> _Stated goal_: Each entry below is to be extracted exactly.

Records contained in a dataset:
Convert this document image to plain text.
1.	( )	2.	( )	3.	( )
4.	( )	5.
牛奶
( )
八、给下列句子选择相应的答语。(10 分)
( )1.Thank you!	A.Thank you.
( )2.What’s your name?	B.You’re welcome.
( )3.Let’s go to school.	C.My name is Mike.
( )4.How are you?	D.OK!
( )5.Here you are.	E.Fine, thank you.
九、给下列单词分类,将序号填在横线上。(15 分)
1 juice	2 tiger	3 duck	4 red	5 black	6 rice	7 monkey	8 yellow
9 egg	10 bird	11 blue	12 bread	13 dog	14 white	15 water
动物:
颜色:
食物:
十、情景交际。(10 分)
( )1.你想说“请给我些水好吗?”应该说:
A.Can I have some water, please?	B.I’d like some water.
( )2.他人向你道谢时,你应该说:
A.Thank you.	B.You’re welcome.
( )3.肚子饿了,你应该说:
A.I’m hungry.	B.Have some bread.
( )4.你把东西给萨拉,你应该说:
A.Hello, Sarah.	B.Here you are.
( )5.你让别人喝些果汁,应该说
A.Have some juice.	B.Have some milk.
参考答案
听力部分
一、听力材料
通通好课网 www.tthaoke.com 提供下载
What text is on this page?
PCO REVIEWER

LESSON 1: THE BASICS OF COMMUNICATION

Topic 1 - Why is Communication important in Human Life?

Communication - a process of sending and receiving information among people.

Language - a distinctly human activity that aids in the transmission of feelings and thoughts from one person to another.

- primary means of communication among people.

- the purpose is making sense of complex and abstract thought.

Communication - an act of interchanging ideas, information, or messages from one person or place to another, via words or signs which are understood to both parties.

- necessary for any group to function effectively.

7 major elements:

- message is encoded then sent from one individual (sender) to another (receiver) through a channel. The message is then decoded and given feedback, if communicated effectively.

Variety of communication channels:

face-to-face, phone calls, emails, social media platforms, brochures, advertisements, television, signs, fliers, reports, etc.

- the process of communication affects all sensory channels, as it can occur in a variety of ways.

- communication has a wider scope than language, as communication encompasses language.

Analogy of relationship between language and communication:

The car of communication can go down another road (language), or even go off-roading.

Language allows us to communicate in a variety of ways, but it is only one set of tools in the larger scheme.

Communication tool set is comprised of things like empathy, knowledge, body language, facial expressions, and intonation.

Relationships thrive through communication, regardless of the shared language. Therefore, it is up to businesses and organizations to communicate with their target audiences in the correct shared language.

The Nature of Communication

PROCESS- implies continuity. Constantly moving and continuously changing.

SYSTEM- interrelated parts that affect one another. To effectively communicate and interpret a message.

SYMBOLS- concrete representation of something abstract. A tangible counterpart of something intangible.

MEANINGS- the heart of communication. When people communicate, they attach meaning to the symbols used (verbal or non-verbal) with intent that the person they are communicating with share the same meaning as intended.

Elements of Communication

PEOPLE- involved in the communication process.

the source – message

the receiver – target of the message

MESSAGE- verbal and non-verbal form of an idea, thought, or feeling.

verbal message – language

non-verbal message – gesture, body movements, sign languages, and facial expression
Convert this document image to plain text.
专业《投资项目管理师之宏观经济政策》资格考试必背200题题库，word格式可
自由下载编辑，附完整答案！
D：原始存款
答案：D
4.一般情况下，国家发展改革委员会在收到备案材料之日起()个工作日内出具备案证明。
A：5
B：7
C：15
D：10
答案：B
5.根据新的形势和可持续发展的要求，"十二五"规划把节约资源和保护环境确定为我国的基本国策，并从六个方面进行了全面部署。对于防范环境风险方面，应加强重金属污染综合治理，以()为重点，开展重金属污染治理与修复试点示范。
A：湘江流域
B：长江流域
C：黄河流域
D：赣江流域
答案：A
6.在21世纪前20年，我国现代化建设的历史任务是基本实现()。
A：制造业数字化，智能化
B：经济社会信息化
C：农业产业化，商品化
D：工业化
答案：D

> _The response_:
Convert this document image to plain text.
1.	( )	2.	( )	3.	( )
4.	( )	5.
牛奶
( )
八、给下列句子选择相应的答语。(10 分)
( )1.Thank you!	A.Thank you.
( )2.What’s your name?	B.You’re welcome.
( )3.Let’s go to school.	C.My name is Mike.
( )4.How are you?	D.OK!
( )5.Here you are.	E.Fine, thank you.
九、给下列单词分类,将序号填在横线上。(15 分)
1 juice	2 tiger	3 duck	4 red	5 black	6 rice	7 monkey	8 yellow
9 egg	10 bird	11 blue	12 bread	13 dog	14 white	15 water
动物:
颜色:
食物:
十、情景交际。(10 分)
( )1.你想说“请给我些水好吗?”应该说:
A.Can I have some water, please?	B.I’d like some water.
( )2.他人向你道谢时,你应该说:
A.Thank you.	B.You’re welcome.
( )3.肚子饿了,你应该说:
A.I’m hungry.	B.Have some bread.
( )4.你把东西给萨拉,你应该说:
A.Hello, Sarah.	B.Here you are.
( )5.你让别人喝些果汁,应该说
A.Have some juice.	B.Have some milk.
参考答案
听力部分
一、听力材料
通通好课网 www.tthaoke.com 提供下载
What text is on this page?
PCO REVIEWER

LESSON 1: THE BASICS OF COMMUNICATION

Topic 1 - Why is Communication important in Human Life?

Communication - a process of sending and receiving information among people.

Language - a distinctly human activity that aids in the transmission of feelings and thoughts from one person to another.

- primary means of communication among people.

- the purpose is making sense of complex and abstract thought.

Communication - an act of interchanging ideas, information, or messages from one person or place to another, via words or signs which are understood to both parties.

- necessary for any group to function effectively.

7 major elements:

- message is encoded then sent from one individual (sender) to another (receiver) through a channel. The message is then decoded and given feedback, if communicated effectively.

Variety of communication channels:

face-to-face, phone calls, emails, social media platforms, brochures, advertisements, television, signs, fliers, reports, etc.

- the process of communication affects all sensory channels, as it can occur in a variety of ways.

- communication has a wider scope than language, as communication encompasses language.

Analogy of relationship between language and communication:

The car of communication can go down another road (language), or even go off-roading.

Language allows us to communicate in a variety of ways, but it is only one set of tools in the larger scheme.

Communication tool set is comprised of things like empathy, knowledge, body language, facial expressions, and intonation.

Relationships thrive through communication, regardless of the shared language. Therefore, it is up to businesses and organizations to communicate with their target audiences in the correct shared language.

The Nature of Communication

PROCESS- implies continuity. Constantly moving and continuously changing.

SYSTEM- interrelated parts that affect one another. To effectively communicate and interpret a message.

SYMBOLS- concrete representation of something abstract. A tangible counterpart of something intangible.

MEANINGS- the heart of communication. When people communicate, they attach meaning to the symbols used (verbal or non-verbal) with intent that the person they are communicating with share the same meaning as intended.

Elements of Communication

PEOPLE- involved in the communication process.

the source – message

the receiver – target of the message

MESSAGE- verbal and non-verbal form of an idea, thought, or feeling.

verbal message – language

non-verbal message – gesture, body movements, sign languages, and facial expression
Convert this document image to plain text.
专业《投资项目管理师之宏观经济政策》资格考试必背200题题库，word格式可
自由下载编辑，附完整答案！
D：原始存款
答案：D
4.一般情况下，国家发展改革委员会在收到备案材料之日起()个工作日内出具备案证明。
A：5
B：7
C：15
D：10
答案：B
5.根据新的形势和可持续发展的要求，"十二五"规划把节约资源和保护环境确定为我国的基本国策，并从六个方面进行了全面部署。对于防范环境风险方面，应加强重金属污染综合治理，以()为重点，开展重金属污染治理与修复试点示范。
A：湘江流域
B：长江流域
C：黄河流域
D：赣江流域
答案：A
6.在21世纪前20年，我国现代化建设的历史任务是基本实现()。
A：制造业数字化，智能化
B：经济社会信息化
C：农业产业化，商品化
D：工业化
答案：D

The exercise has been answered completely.